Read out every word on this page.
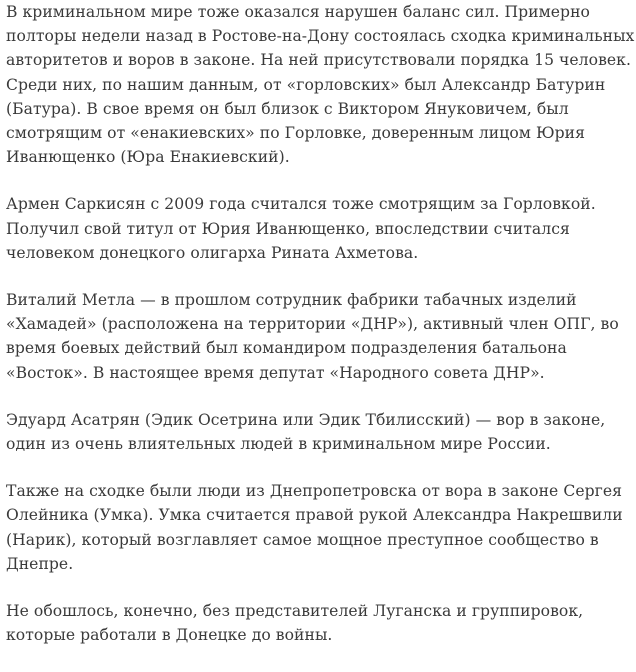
В криминальном мире тоже оказался нарушен баланс сил. Примерно
полторы недели назад в Ростове-на-Дону состоялась сходка криминальных
авторитетов и воров в законе. На ней присутствовали порядка 15 человек.
Среди них, по нашим данным, от «горловских» был Александр Батурин
(Батура). В свое время он был близок с Виктором Януковичем, был
смотрящим от «енакиевских» по Горловке, доверенным лицом Юрия
Иванющенко (Юра Енакиевский).

Армен Саркисян с 2009 года считался тоже смотрящим за Горловкой.
Получил свой титул от Юрия Иванющенко, впоследствии считался
человеком донецкого олигарха Рината Ахметова.

Виталий Метла — в прошлом сотрудник фабрики табачных изделий
«Хамадей» (расположена на территории «ДНР»), активный член ОПГ, во
время боевых действий был командиром подразделения батальона
«Восток». В настоящее время депутат «Народного совета ДНР».

Эдуард Асатрян (Эдик Осетрина или Эдик Тбилисский) — вор в законе,
один из очень влиятельных людей в криминальном мире России.

Также на сходке были люди из Днепропетровска от вора в законе Сергея
Олейника (Умка). Умка считается правой рукой Александра Накрешвили
(Нарик), который возглавляет самое мощное преступное сообщество в
Днепре.

Не обошлось, конечно, без представителей Луганска и группировок,
которые работали в Донецке до войны.
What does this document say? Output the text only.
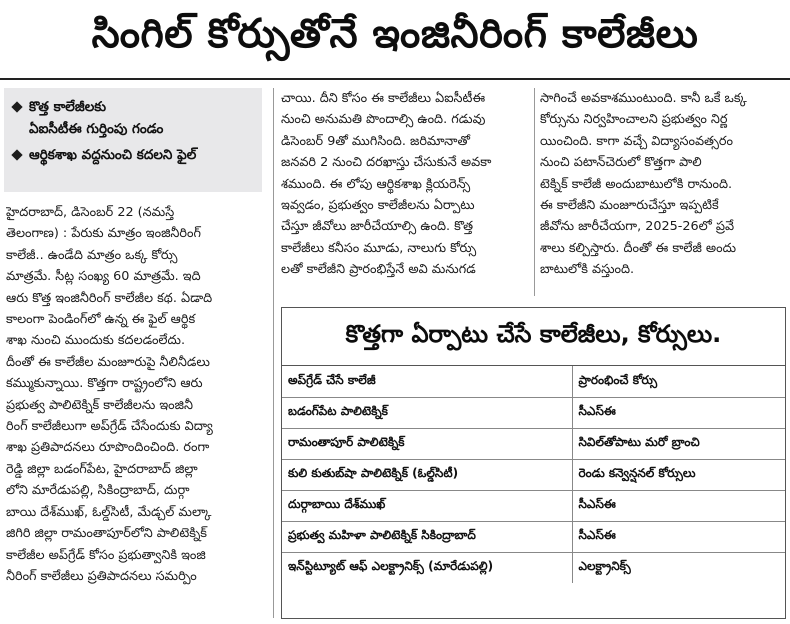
సింగిల్ కోర్సుతోనే ఇంజినీరింగ్ కాలేజీలు
కొత్త కాలేజీలకు
ఏఐసీటీఈ గుర్తింపు గండం
ఆర్థికశాఖ వద్దనుంచి కదలని ఫైల్
హైదరాబాద్, డిసెంబర్ 22 (నమస్తే
తెలంగాణ) : పేరుకు మాత్రం ఇంజినీరింగ్
కాలేజీ.. ఉండేది మాత్రం ఒక్క కోర్సు
మాత్రమే. సీట్ల సంఖ్య 60 మాత్రమే. ఇది
ఆరు కొత్త ఇంజినీరింగ్ కాలేజీల కథ. ఏడాది
కాలంగా పెండింగ్‌లో ఉన్న ఈ ఫైల్ ఆర్థిక
శాఖ నుంచి ముందుకు కదలడంలేదు.
దీంతో ఈ కాలేజీల మంజూరుపై నీలినీడలు
కమ్ముకున్నాయి. కొత్తగా రాష్ట్రంలోని ఆరు
ప్రభుత్వ పాలిటెక్నిక్ కాలేజీలను ఇంజినీ
రింగ్ కాలేజీలుగా అప్‌గ్రేడ్ చేసేందుకు విద్యా
శాఖ ప్రతిపాదనలు రూపొందించింది. రంగా
రెడ్డి జిల్లా బడంగ్‌పేట, హైదరాబాద్ జిల్లా
లోని మారేడుపల్లి, సికింద్రాబాద్, దుర్గా
బాయి దేశ్‌ముఖ్, ఓల్డ్‌సిటీ, మేడ్చల్ మల్కా
జిగిరి జిల్లా రామంతాపూర్‌లోని పాలిటెక్నిక్
కాలేజీల అప్‌గ్రేడ్ కోసం ప్రభుత్వానికి ఇంజి
నీరింగ్ కాలేజీలు ప్రతిపాదనలు సమర్పిం
చాయి. దీని కోసం ఈ కాలేజీలు ఏఐసీటీఈ
నుంచి అనుమతి పొందాల్సి ఉంది. గడువు
డిసెంబర్ 9తో ముగిసింది. జరిమానాతో
జనవరి 2 నుంచి దరఖాస్తు చేసుకునే అవకా
శముంది. ఈ లోపు ఆర్థికశాఖ క్లియరెన్స్
ఇవ్వడం, ప్రభుత్వం కాలేజీలను ఏర్పాటు
చేస్తూ జీవోలు జారీచేయాల్సి ఉంది. కొత్త
కాలేజీలు కనీసం మూడు, నాలుగు కోర్సు
లతో కాలేజీని ప్రారంభిస్తేనే అవి మనుగడ
సాగించే అవకాశముంటుంది. కానీ ఒకే ఒక్క
కోర్సును నిర్వహించాలని ప్రభుత్వం నిర్ణ
యించింది. కాగా వచ్చే విద్యాసంవత్సరం
నుంచి పటాన్‌చెరులో కొత్తగా పాలి
టెక్నిక్ కాలేజీ అందుబాటులోకి రానుంది.
ఈ కాలేజీని మంజూరుచేస్తూ ఇప్పటికే
జీవోను జారీచేయగా, 2025-26లో ప్రవే
శాలు కల్పిస్తారు. దీంతో ఈ కాలేజీ అందు
బాటులోకి వస్తుంది.
కొత్తగా ఏర్పాటు చేసే కాలేజీలు, కోర్సులు.
అప్‌గ్రేడ్ చేసే కాలేజీ	ప్రారంభించే కోర్సు
బడంగ్‌పేట పాలిటెక్నిక్	సీఎస్‌ఈ
రామంతాపూర్ పాలిటెక్నిక్	సివిల్‌తోపాటు మరో బ్రాంచి
కులి కుతుబ్‌షా పాలిటెక్నిక్ (ఓల్డ్‌సిటీ)	రెండు కన్వెన్షనల్ కోర్సులు
దుర్గాబాయి దేశ్‌ముఖ్	సీఎస్‌ఈ
ప్రభుత్వ మహిళా పాలిటెక్నిక్ సికింద్రాబాద్	సీఎస్‌ఈ
ఇన్‌స్టిట్యూట్ ఆఫ్ ఎలక్ట్రానిక్స్ (మారేడుపల్లి)	ఎలక్ట్రానిక్స్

[WRITTEN PROBLEM]:
Omit every picture while copying the listing above exactly.

[EXERCISE ANSWER]:
Read out every word on this page.
В криминальном мире тоже оказался нарушен баланс сил. Примерно
полторы недели назад в Ростове-на-Дону состоялась сходка криминальных
авторитетов и воров в законе. На ней присутствовали порядка 15 человек.
Среди них, по нашим данным, от «горловских» был Александр Батурин
(Батура). В свое время он был близок с Виктором Януковичем, был
смотрящим от «енакиевских» по Горловке, доверенным лицом Юрия
Иванющенко (Юра Енакиевский).

Армен Саркисян с 2009 года считался тоже смотрящим за Горловкой.
Получил свой титул от Юрия Иванющенко, впоследствии считался
человеком донецкого олигарха Рината Ахметова.

Виталий Метла — в прошлом сотрудник фабрики табачных изделий
«Хамадей» (расположена на территории «ДНР»), активный член ОПГ, во
время боевых действий был командиром подразделения батальона
«Восток». В настоящее время депутат «Народного совета ДНР».

Эдуард Асатрян (Эдик Осетрина или Эдик Тбилисский) — вор в законе,
один из очень влиятельных людей в криминальном мире России.

Также на сходке были люди из Днепропетровска от вора в законе Сергея
Олейника (Умка). Умка считается правой рукой Александра Накрешвили
(Нарик), который возглавляет самое мощное преступное сообщество в
Днепре.

Не обошлось, конечно, без представителей Луганска и группировок,
которые работали в Донецке до войны.
What does this document say? Output the text only.
సింగిల్ కోర్సుతోనే ఇంజినీరింగ్ కాలేజీలు
కొత్త కాలేజీలకు
ఏఐసీటీఈ గుర్తింపు గండం
ఆర్థికశాఖ వద్దనుంచి కదలని ఫైల్
హైదరాబాద్, డిసెంబర్ 22 (నమస్తే
తెలంగాణ) : పేరుకు మాత్రం ఇంజినీరింగ్
కాలేజీ.. ఉండేది మాత్రం ఒక్క కోర్సు
మాత్రమే. సీట్ల సంఖ్య 60 మాత్రమే. ఇది
ఆరు కొత్త ఇంజినీరింగ్ కాలేజీల కథ. ఏడాది
కాలంగా పెండింగ్‌లో ఉన్న ఈ ఫైల్ ఆర్థిక
శాఖ నుంచి ముందుకు కదలడంలేదు.
దీంతో ఈ కాలేజీల మంజూరుపై నీలినీడలు
కమ్ముకున్నాయి. కొత్తగా రాష్ట్రంలోని ఆరు
ప్రభుత్వ పాలిటెక్నిక్ కాలేజీలను ఇంజినీ
రింగ్ కాలేజీలుగా అప్‌గ్రేడ్ చేసేందుకు విద్యా
శాఖ ప్రతిపాదనలు రూపొందించింది. రంగా
రెడ్డి జిల్లా బడంగ్‌పేట, హైదరాబాద్ జిల్లా
లోని మారేడుపల్లి, సికింద్రాబాద్, దుర్గా
బాయి దేశ్‌ముఖ్, ఓల్డ్‌సిటీ, మేడ్చల్ మల్కా
జిగిరి జిల్లా రామంతాపూర్‌లోని పాలిటెక్నిక్
కాలేజీల అప్‌గ్రేడ్ కోసం ప్రభుత్వానికి ఇంజి
నీరింగ్ కాలేజీలు ప్రతిపాదనలు సమర్పిం
చాయి. దీని కోసం ఈ కాలేజీలు ఏఐసీటీఈ
నుంచి అనుమతి పొందాల్సి ఉంది. గడువు
డిసెంబర్ 9తో ముగిసింది. జరిమానాతో
జనవరి 2 నుంచి దరఖాస్తు చేసుకునే అవకా
శముంది. ఈ లోపు ఆర్థికశాఖ క్లియరెన్స్
ఇవ్వడం, ప్రభుత్వం కాలేజీలను ఏర్పాటు
చేస్తూ జీవోలు జారీచేయాల్సి ఉంది. కొత్త
కాలేజీలు కనీసం మూడు, నాలుగు కోర్సు
లతో కాలేజీని ప్రారంభిస్తేనే అవి మనుగడ
సాగించే అవకాశముంటుంది. కానీ ఒకే ఒక్క
కోర్సును నిర్వహించాలని ప్రభుత్వం నిర్ణ
యించింది. కాగా వచ్చే విద్యాసంవత్సరం
నుంచి పటాన్‌చెరులో కొత్తగా పాలి
టెక్నిక్ కాలేజీ అందుబాటులోకి రానుంది.
ఈ కాలేజీని మంజూరుచేస్తూ ఇప్పటికే
జీవోను జారీచేయగా, 2025-26లో ప్రవే
శాలు కల్పిస్తారు. దీంతో ఈ కాలేజీ అందు
బాటులోకి వస్తుంది.
కొత్తగా ఏర్పాటు చేసే కాలేజీలు, కోర్సులు.
అప్‌గ్రేడ్ చేసే కాలేజీ	ప్రారంభించే కోర్సు
బడంగ్‌పేట పాలిటెక్నిక్	సీఎస్‌ఈ
రామంతాపూర్ పాలిటెక్నిక్	సివిల్‌తోపాటు మరో బ్రాంచి
కులి కుతుబ్‌షా పాలిటెక్నిక్ (ఓల్డ్‌సిటీ)	రెండు కన్వెన్షనల్ కోర్సులు
దుర్గాబాయి దేశ్‌ముఖ్	సీఎస్‌ఈ
ప్రభుత్వ మహిళా పాలిటెక్నిక్ సికింద్రాబాద్	సీఎస్‌ఈ
ఇన్‌స్టిట్యూట్ ఆఫ్ ఎలక్ట్రానిక్స్ (మారేడుపల్లి)	ఎలక్ట్రానిక్స్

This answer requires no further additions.